--- GIVEN PROBLEM ---
Transcribe all of the material below word for word and leave out its pictures.
===== SOURCE DATA
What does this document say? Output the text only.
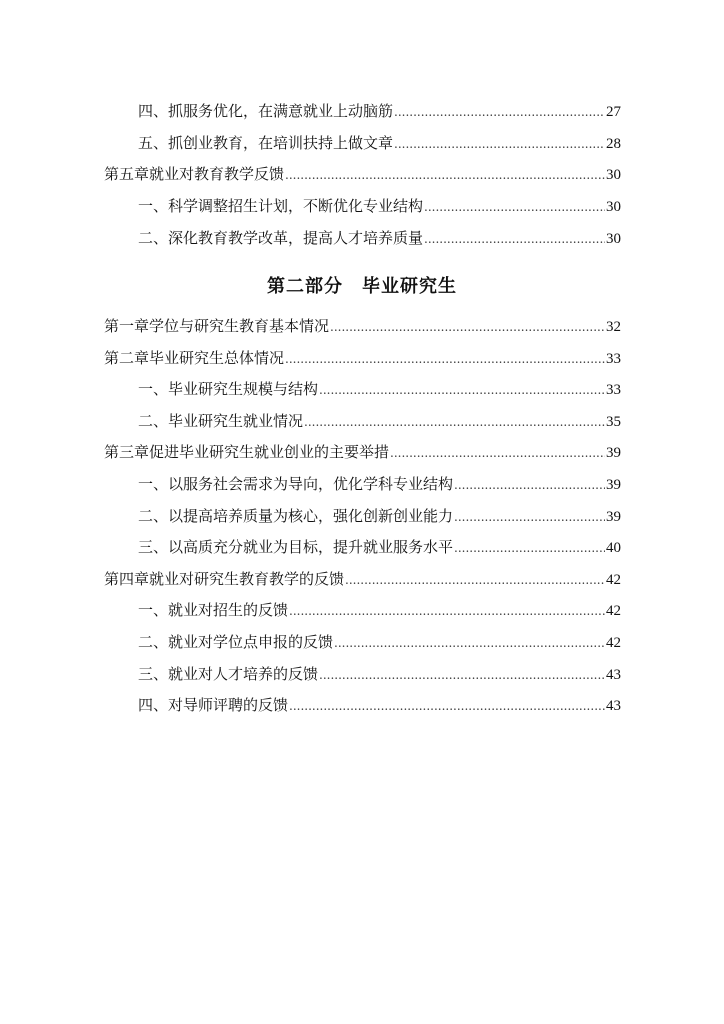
四、 抓服务优化，在满意就业上动脑筋 .....	27
五、 抓创业教育，在培训扶持上做文章 .....	28
第五章 就业对教育教学反馈 .....	30
一、 科学调整招生计划，不断优化专业结构 .....	30
二、 深化教育教学改革，提高人才培养质量 .....	30
第一章 学位与研究生教育基本情况 .....	32
第二章 毕业研究生总体情况 .....	33
一、 毕业研究生规模与结构 .....	33
二、 毕业研究生就业情况 .....	35
第三章 促进毕业研究生就业创业的主要举措 .....	39
一、 以服务社会需求为导向，优化学科专业结构 .....	39
二、 以提高培养质量为核心，强化创新创业能力 .....	39
三、 以高质充分就业为目标，提升就业服务水平 .....	40
第四章 就业对研究生教育教学的反馈 .....	42
一、 就业对招生的反馈 .....	42
二、 就业对学位点申报的反馈 .....	42
三、 就业对人才培养的反馈 .....	43
四、 对导师评聘的反馈 .....	43
第二部分　毕业研究生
==========
--- WRITTEN RESPONSE ---
What does this document say? Output the text only.
四、 抓服务优化，在满意就业上动脑筋 .....	27
五、 抓创业教育，在培训扶持上做文章 .....	28
第五章 就业对教育教学反馈 .....	30
一、 科学调整招生计划，不断优化专业结构 .....	30
二、 深化教育教学改革，提高人才培养质量 .....	30
第一章 学位与研究生教育基本情况 .....	32
第二章 毕业研究生总体情况 .....	33
一、 毕业研究生规模与结构 .....	33
二、 毕业研究生就业情况 .....	35
第三章 促进毕业研究生就业创业的主要举措 .....	39
一、 以服务社会需求为导向，优化学科专业结构 .....	39
二、 以提高培养质量为核心，强化创新创业能力 .....	39
三、 以高质充分就业为目标，提升就业服务水平 .....	40
第四章 就业对研究生教育教学的反馈 .....	42
一、 就业对招生的反馈 .....	42
二、 就业对学位点申报的反馈 .....	42
三、 就业对人才培养的反馈 .....	43
四、 对导师评聘的反馈 .....	43
第二部分　毕业研究生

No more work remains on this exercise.